**What needs to be done**
Please restate the following records word for word.

**Data for this task**
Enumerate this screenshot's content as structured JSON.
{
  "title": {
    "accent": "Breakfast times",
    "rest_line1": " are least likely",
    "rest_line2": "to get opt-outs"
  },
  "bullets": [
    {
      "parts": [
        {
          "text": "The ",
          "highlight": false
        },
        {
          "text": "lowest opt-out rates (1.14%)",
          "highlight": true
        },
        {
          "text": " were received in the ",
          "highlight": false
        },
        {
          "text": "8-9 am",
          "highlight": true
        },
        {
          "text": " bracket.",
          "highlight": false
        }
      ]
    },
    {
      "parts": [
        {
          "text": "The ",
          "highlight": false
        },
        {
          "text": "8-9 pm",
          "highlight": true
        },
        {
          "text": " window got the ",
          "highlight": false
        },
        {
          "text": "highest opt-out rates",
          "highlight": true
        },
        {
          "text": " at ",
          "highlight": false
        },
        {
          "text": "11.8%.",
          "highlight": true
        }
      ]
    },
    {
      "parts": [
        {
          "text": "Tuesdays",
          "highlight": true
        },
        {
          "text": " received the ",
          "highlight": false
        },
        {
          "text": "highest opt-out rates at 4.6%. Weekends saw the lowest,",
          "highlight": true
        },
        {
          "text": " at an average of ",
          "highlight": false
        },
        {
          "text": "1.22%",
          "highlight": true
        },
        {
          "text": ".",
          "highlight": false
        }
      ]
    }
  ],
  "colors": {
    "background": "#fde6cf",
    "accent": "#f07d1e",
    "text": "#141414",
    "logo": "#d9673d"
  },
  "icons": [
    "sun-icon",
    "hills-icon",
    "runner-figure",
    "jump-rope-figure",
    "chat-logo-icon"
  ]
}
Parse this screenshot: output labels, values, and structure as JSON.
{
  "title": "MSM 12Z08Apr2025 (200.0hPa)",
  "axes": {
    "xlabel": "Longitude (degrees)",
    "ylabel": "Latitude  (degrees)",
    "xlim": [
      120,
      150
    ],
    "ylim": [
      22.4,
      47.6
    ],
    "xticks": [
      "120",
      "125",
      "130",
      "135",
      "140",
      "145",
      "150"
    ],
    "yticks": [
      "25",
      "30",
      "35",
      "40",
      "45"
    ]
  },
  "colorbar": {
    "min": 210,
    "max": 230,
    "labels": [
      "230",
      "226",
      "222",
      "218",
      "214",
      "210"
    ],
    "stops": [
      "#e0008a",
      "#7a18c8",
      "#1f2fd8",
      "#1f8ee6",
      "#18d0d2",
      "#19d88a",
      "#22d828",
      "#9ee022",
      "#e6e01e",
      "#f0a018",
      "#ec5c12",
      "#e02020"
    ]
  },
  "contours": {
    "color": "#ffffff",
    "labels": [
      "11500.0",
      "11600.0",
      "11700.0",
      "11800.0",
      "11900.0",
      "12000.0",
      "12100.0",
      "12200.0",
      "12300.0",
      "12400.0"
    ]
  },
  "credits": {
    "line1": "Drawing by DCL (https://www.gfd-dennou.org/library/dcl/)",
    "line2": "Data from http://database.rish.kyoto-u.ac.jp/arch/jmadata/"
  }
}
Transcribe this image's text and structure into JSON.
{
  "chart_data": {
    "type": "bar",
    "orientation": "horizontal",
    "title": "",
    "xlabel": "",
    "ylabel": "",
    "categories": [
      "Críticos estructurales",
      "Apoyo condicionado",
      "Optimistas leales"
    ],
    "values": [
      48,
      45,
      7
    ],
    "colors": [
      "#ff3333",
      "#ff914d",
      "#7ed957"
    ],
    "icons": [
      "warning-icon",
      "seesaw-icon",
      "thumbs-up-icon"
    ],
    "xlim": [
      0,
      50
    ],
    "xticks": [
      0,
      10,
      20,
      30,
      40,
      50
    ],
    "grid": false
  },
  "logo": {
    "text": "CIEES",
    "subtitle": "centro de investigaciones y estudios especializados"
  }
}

**Exercise response**
Enumerate this screenshot's content as structured JSON.
{
  "title": {
    "accent": "Breakfast times",
    "rest_line1": " are least likely",
    "rest_line2": "to get opt-outs"
  },
  "bullets": [
    {
      "parts": [
        {
          "text": "The ",
          "highlight": false
        },
        {
          "text": "lowest opt-out rates (1.14%)",
          "highlight": true
        },
        {
          "text": " were received in the ",
          "highlight": false
        },
        {
          "text": "8-9 am",
          "highlight": true
        },
        {
          "text": " bracket.",
          "highlight": false
        }
      ]
    },
    {
      "parts": [
        {
          "text": "The ",
          "highlight": false
        },
        {
          "text": "8-9 pm",
          "highlight": true
        },
        {
          "text": " window got the ",
          "highlight": false
        },
        {
          "text": "highest opt-out rates",
          "highlight": true
        },
        {
          "text": " at ",
          "highlight": false
        },
        {
          "text": "11.8%.",
          "highlight": true
        }
      ]
    },
    {
      "parts": [
        {
          "text": "Tuesdays",
          "highlight": true
        },
        {
          "text": " received the ",
          "highlight": false
        },
        {
          "text": "highest opt-out rates at 4.6%. Weekends saw the lowest,",
          "highlight": true
        },
        {
          "text": " at an average of ",
          "highlight": false
        },
        {
          "text": "1.22%",
          "highlight": true
        },
        {
          "text": ".",
          "highlight": false
        }
      ]
    }
  ],
  "colors": {
    "background": "#fde6cf",
    "accent": "#f07d1e",
    "text": "#141414",
    "logo": "#d9673d"
  },
  "icons": [
    "sun-icon",
    "hills-icon",
    "runner-figure",
    "jump-rope-figure",
    "chat-logo-icon"
  ]
}
Parse this screenshot: output labels, values, and structure as JSON.
{
  "title": "MSM 12Z08Apr2025 (200.0hPa)",
  "axes": {
    "xlabel": "Longitude (degrees)",
    "ylabel": "Latitude  (degrees)",
    "xlim": [
      120,
      150
    ],
    "ylim": [
      22.4,
      47.6
    ],
    "xticks": [
      "120",
      "125",
      "130",
      "135",
      "140",
      "145",
      "150"
    ],
    "yticks": [
      "25",
      "30",
      "35",
      "40",
      "45"
    ]
  },
  "colorbar": {
    "min": 210,
    "max": 230,
    "labels": [
      "230",
      "226",
      "222",
      "218",
      "214",
      "210"
    ],
    "stops": [
      "#e0008a",
      "#7a18c8",
      "#1f2fd8",
      "#1f8ee6",
      "#18d0d2",
      "#19d88a",
      "#22d828",
      "#9ee022",
      "#e6e01e",
      "#f0a018",
      "#ec5c12",
      "#e02020"
    ]
  },
  "contours": {
    "color": "#ffffff",
    "labels": [
      "11500.0",
      "11600.0",
      "11700.0",
      "11800.0",
      "11900.0",
      "12000.0",
      "12100.0",
      "12200.0",
      "12300.0",
      "12400.0"
    ]
  },
  "credits": {
    "line1": "Drawing by DCL (https://www.gfd-dennou.org/library/dcl/)",
    "line2": "Data from http://database.rish.kyoto-u.ac.jp/arch/jmadata/"
  }
}
Transcribe this image's text and structure into JSON.
{
  "chart_data": {
    "type": "bar",
    "orientation": "horizontal",
    "title": "",
    "xlabel": "",
    "ylabel": "",
    "categories": [
      "Críticos estructurales",
      "Apoyo condicionado",
      "Optimistas leales"
    ],
    "values": [
      48,
      45,
      7
    ],
    "colors": [
      "#ff3333",
      "#ff914d",
      "#7ed957"
    ],
    "icons": [
      "warning-icon",
      "seesaw-icon",
      "thumbs-up-icon"
    ],
    "xlim": [
      0,
      50
    ],
    "xticks": [
      0,
      10,
      20,
      30,
      40,
      50
    ],
    "grid": false
  },
  "logo": {
    "text": "CIEES",
    "subtitle": "centro de investigaciones y estudios especializados"
  }
}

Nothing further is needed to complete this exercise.